Raw data -
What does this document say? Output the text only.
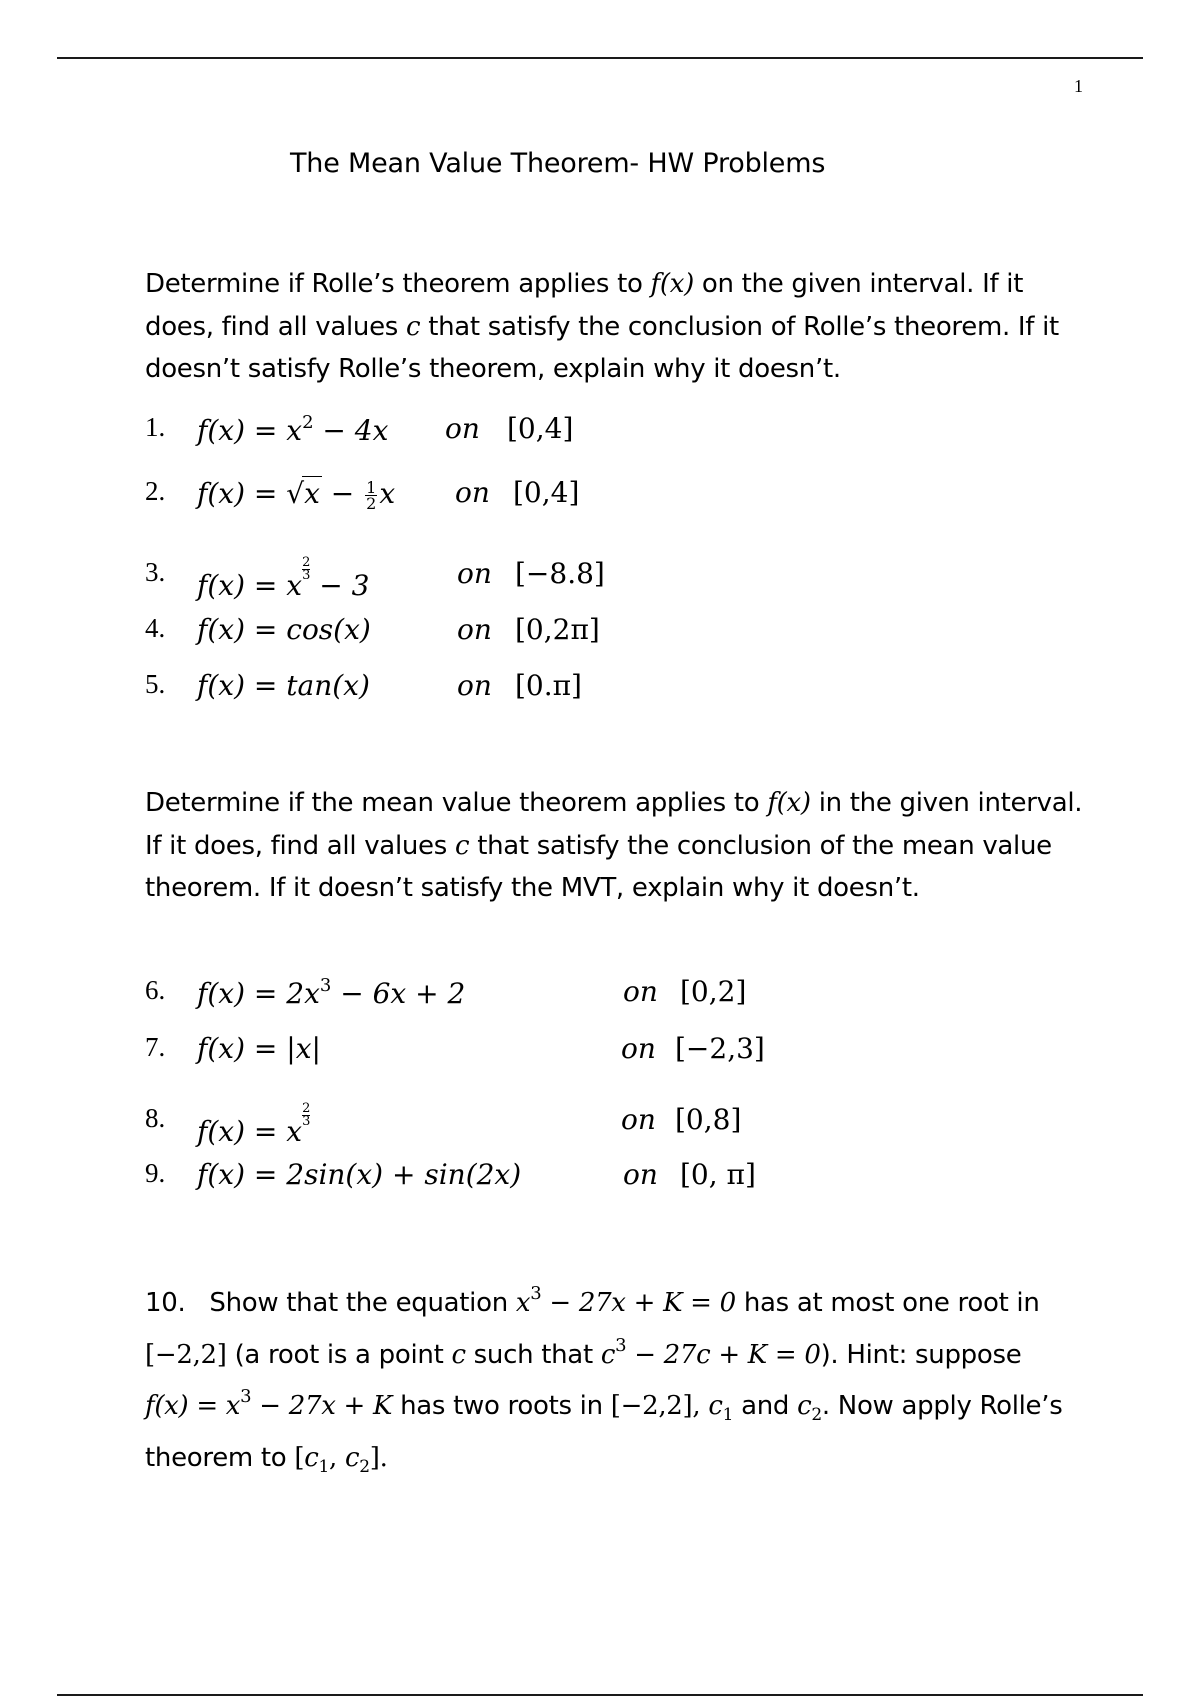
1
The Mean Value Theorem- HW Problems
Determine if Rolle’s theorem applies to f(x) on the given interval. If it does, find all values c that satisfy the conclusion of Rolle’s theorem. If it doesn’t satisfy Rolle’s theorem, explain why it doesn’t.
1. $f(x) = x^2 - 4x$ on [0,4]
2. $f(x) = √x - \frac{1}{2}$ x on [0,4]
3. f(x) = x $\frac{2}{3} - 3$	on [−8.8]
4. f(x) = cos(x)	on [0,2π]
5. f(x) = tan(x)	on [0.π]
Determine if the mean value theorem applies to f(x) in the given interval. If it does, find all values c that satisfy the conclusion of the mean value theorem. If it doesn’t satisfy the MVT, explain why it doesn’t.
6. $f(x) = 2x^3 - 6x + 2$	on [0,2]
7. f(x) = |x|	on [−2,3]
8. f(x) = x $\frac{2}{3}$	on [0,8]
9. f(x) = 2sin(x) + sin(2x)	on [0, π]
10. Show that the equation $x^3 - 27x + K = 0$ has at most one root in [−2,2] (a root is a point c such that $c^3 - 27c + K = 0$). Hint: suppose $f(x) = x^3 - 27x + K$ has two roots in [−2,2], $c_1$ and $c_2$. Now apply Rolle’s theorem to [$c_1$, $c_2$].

The exercise - Print out the whole of the material word for word, without pictures.

Solution for this task -
What does this document say? Output the text only.
1
The Mean Value Theorem- HW Problems
Determine if Rolle’s theorem applies to f(x) on the given interval. If it does, find all values c that satisfy the conclusion of Rolle’s theorem. If it doesn’t satisfy Rolle’s theorem, explain why it doesn’t.
1. $f(x) = x^2 - 4x$ on [0,4]
2. $f(x) = √x - \frac{1}{2}$ x on [0,4]
3. f(x) = x $\frac{2}{3} - 3$	on [−8.8]
4. f(x) = cos(x)	on [0,2π]
5. f(x) = tan(x)	on [0.π]
Determine if the mean value theorem applies to f(x) in the given interval. If it does, find all values c that satisfy the conclusion of the mean value theorem. If it doesn’t satisfy the MVT, explain why it doesn’t.
6. $f(x) = 2x^3 - 6x + 2$	on [0,2]
7. f(x) = |x|	on [−2,3]
8. f(x) = x $\frac{2}{3}$	on [0,8]
9. f(x) = 2sin(x) + sin(2x)	on [0, π]
10. Show that the equation $x^3 - 27x + K = 0$ has at most one root in [−2,2] (a root is a point c such that $c^3 - 27c + K = 0$). Hint: suppose $f(x) = x^3 - 27x + K$ has two roots in [−2,2], $c_1$ and $c_2$. Now apply Rolle’s theorem to [$c_1$, $c_2$].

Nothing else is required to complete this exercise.